▶ Problem statement: Reproduce verbatim the lines below, starting with the first one and ending with the line that contains "ground floor loop (blue)", including both.

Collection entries
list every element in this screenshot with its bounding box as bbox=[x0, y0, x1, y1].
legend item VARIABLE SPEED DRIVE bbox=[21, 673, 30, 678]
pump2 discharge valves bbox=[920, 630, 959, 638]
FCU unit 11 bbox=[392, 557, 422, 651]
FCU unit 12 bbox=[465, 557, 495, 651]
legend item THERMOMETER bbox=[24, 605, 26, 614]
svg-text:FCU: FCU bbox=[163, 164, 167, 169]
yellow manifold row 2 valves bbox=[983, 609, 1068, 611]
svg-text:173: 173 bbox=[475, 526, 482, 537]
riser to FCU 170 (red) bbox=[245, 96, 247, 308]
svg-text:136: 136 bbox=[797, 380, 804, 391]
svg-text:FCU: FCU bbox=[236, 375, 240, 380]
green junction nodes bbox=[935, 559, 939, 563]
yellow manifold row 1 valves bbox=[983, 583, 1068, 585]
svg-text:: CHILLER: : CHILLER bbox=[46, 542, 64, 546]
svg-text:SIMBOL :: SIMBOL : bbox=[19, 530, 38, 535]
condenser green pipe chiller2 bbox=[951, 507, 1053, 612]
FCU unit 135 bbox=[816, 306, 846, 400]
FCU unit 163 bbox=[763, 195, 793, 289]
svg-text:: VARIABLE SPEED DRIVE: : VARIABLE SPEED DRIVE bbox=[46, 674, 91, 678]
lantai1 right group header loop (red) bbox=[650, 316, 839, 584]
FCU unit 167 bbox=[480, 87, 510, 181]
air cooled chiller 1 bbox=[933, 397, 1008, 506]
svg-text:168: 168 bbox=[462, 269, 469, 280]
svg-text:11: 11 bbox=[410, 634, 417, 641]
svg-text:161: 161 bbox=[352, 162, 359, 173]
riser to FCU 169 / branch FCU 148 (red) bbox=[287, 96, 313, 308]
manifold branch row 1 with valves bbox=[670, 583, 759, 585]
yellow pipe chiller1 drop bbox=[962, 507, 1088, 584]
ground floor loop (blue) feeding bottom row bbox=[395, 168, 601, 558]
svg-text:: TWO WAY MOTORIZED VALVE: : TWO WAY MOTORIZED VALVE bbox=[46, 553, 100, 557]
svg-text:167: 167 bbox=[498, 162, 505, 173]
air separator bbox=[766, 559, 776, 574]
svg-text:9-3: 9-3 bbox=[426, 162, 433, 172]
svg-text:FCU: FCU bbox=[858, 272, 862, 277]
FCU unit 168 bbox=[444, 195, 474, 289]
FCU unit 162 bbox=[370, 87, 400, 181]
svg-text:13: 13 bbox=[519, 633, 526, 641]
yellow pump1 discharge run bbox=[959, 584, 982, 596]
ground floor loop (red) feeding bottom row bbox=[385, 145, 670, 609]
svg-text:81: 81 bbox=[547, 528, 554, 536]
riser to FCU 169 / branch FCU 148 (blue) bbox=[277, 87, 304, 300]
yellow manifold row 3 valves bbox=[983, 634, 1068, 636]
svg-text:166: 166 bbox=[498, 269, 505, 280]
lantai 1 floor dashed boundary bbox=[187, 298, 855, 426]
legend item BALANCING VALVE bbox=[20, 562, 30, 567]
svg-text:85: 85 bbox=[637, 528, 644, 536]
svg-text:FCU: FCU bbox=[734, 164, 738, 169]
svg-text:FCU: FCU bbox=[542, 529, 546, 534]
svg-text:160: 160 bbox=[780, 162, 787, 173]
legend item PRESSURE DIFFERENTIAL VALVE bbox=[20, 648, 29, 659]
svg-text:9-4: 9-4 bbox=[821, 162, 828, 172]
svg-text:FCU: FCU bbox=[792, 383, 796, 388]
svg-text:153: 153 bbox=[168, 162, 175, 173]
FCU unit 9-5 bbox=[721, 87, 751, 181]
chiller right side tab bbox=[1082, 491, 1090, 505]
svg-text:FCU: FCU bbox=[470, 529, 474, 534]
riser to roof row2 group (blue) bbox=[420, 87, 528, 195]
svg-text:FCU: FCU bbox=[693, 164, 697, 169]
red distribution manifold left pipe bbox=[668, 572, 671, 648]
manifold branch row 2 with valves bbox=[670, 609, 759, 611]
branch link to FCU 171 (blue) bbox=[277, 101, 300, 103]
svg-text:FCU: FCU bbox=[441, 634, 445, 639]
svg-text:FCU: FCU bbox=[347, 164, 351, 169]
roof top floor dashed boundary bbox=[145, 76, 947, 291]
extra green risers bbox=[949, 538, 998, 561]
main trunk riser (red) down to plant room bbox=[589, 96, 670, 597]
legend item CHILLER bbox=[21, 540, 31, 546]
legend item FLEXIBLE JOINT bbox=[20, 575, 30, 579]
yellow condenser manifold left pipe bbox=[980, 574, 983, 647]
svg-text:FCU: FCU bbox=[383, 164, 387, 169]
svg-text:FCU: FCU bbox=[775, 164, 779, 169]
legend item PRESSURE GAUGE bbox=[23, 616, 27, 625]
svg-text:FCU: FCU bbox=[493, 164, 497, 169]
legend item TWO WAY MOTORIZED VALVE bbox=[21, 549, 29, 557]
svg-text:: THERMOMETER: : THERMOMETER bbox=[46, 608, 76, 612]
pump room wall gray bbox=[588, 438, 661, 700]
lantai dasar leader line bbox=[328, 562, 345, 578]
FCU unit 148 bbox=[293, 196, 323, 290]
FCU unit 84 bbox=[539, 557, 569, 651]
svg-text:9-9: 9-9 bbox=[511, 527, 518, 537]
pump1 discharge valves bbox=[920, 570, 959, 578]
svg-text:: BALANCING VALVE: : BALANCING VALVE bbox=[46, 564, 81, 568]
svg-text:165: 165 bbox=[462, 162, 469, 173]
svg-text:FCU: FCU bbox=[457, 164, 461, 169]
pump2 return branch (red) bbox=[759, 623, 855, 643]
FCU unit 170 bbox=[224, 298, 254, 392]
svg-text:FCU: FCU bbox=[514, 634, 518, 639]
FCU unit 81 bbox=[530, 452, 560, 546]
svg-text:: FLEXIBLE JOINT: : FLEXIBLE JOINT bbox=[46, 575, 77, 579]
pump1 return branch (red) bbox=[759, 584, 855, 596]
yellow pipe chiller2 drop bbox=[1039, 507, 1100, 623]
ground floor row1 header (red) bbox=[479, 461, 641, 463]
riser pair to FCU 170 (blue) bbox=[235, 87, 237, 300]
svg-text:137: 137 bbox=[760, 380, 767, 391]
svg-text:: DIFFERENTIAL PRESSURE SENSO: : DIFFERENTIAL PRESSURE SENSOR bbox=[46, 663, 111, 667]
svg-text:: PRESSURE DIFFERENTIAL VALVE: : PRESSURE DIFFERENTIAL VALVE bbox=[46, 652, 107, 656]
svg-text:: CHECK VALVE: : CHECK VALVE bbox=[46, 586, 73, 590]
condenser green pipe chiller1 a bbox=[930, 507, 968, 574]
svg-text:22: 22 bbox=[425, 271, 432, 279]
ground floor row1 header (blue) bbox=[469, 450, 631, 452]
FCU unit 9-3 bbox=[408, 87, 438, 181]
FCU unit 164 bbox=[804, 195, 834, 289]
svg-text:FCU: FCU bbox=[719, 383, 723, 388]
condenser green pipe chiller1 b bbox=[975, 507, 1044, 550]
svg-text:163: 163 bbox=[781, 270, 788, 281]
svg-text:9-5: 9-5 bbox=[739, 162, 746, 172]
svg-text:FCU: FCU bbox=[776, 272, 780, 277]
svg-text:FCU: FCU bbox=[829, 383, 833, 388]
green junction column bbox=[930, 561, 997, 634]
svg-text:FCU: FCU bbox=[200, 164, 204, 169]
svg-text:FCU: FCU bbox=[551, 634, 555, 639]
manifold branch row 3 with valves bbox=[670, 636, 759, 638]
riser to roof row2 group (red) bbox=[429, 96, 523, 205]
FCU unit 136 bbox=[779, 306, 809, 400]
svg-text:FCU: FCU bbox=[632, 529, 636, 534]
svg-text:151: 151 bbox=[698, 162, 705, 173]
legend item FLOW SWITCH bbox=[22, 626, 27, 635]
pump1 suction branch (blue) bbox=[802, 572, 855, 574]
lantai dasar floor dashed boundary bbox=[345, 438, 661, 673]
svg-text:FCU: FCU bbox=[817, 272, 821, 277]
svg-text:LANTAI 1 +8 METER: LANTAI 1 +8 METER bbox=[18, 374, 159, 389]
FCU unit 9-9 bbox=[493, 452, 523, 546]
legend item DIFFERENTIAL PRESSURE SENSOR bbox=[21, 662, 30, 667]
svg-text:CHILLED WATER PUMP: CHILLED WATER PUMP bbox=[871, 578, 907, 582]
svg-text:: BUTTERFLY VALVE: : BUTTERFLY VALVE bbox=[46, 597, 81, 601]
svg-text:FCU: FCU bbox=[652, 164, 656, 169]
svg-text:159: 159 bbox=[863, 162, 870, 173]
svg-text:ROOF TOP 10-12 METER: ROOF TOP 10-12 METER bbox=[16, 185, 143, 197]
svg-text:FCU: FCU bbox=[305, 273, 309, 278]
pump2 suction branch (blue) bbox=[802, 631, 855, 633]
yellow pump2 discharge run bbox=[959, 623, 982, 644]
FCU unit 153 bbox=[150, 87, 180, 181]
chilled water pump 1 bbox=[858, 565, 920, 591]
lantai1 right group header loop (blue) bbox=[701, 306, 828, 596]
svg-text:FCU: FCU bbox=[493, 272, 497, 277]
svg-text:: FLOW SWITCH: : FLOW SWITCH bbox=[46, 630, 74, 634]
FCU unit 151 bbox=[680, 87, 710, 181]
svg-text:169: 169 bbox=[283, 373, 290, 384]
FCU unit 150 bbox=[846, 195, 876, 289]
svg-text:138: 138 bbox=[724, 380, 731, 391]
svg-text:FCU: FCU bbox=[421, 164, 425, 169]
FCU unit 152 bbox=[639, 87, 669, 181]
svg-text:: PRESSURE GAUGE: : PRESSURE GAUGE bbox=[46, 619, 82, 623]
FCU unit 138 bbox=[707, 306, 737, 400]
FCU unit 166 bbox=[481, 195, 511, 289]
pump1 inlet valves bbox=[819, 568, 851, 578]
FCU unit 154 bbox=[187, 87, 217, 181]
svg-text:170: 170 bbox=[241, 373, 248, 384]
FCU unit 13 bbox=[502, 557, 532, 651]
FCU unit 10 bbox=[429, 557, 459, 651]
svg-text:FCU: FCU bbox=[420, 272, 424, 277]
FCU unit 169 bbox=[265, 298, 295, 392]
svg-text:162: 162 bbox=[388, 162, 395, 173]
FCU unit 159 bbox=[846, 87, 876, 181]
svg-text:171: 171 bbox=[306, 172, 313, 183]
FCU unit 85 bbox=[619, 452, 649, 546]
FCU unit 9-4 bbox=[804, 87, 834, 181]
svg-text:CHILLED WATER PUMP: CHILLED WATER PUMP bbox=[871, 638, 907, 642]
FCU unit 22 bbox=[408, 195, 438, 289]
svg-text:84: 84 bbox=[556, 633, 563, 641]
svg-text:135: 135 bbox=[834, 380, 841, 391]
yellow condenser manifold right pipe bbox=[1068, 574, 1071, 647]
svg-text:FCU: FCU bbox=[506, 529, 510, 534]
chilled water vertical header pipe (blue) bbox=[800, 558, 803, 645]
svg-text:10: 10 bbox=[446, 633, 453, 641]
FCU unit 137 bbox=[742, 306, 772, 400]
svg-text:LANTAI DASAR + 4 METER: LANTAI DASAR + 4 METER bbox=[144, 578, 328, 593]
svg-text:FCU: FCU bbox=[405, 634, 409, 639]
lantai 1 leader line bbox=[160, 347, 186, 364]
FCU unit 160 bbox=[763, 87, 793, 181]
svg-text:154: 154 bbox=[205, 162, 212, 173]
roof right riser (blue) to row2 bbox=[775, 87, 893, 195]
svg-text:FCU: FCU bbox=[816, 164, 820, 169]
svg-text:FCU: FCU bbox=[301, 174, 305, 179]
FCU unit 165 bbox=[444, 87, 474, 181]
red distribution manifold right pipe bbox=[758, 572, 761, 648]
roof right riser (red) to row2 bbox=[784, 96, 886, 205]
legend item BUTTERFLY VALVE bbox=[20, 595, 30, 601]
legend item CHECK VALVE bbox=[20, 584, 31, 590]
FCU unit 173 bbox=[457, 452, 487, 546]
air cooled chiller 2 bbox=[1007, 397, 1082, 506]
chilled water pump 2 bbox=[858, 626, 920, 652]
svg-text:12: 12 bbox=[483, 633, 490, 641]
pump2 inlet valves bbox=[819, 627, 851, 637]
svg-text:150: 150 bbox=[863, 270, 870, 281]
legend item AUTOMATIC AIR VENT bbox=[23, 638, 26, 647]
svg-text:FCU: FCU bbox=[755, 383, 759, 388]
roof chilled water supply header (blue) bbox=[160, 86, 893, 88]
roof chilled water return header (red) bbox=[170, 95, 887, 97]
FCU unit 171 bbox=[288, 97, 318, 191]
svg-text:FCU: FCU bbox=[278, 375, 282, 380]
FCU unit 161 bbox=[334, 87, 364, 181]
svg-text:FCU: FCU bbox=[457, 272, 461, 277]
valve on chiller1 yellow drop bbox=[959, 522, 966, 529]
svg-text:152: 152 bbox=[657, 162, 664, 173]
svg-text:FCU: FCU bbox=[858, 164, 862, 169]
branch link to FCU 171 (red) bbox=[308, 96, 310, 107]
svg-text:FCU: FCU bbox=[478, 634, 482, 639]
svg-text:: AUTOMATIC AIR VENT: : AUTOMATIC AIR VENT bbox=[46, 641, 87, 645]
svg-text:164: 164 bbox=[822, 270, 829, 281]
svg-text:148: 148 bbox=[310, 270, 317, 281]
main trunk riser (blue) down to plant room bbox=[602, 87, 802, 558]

▶ Solution to the exercise:
list every element in this screenshot with its bounding box as bbox=[x0, y0, x1, y1].
legend item VARIABLE SPEED DRIVE bbox=[21, 673, 30, 678]
pump2 discharge valves bbox=[920, 630, 959, 638]
FCU unit 11 bbox=[392, 557, 422, 651]
FCU unit 12 bbox=[465, 557, 495, 651]
legend item THERMOMETER bbox=[24, 605, 26, 614]
svg-text:FCU: FCU bbox=[163, 164, 167, 169]
yellow manifold row 2 valves bbox=[983, 609, 1068, 611]
svg-text:173: 173 bbox=[475, 526, 482, 537]
riser to FCU 170 (red) bbox=[245, 96, 247, 308]
svg-text:136: 136 bbox=[797, 380, 804, 391]
svg-text:FCU: FCU bbox=[236, 375, 240, 380]
green junction nodes bbox=[935, 559, 939, 563]
yellow manifold row 1 valves bbox=[983, 583, 1068, 585]
svg-text:: CHILLER: : CHILLER bbox=[46, 542, 64, 546]
svg-text:SIMBOL :: SIMBOL : bbox=[19, 530, 38, 535]
condenser green pipe chiller2 bbox=[951, 507, 1053, 612]
FCU unit 135 bbox=[816, 306, 846, 400]
FCU unit 163 bbox=[763, 195, 793, 289]
svg-text:: VARIABLE SPEED DRIVE: : VARIABLE SPEED DRIVE bbox=[46, 674, 91, 678]
lantai1 right group header loop (red) bbox=[650, 316, 839, 584]
FCU unit 167 bbox=[480, 87, 510, 181]
air cooled chiller 1 bbox=[933, 397, 1008, 506]
svg-text:168: 168 bbox=[462, 269, 469, 280]
svg-text:11: 11 bbox=[410, 634, 417, 641]
svg-text:161: 161 bbox=[352, 162, 359, 173]
riser to FCU 169 / branch FCU 148 (red) bbox=[287, 96, 313, 308]
manifold branch row 1 with valves bbox=[670, 583, 759, 585]
yellow pipe chiller1 drop bbox=[962, 507, 1088, 584]
ground floor loop (blue) feeding bottom row bbox=[395, 168, 601, 558]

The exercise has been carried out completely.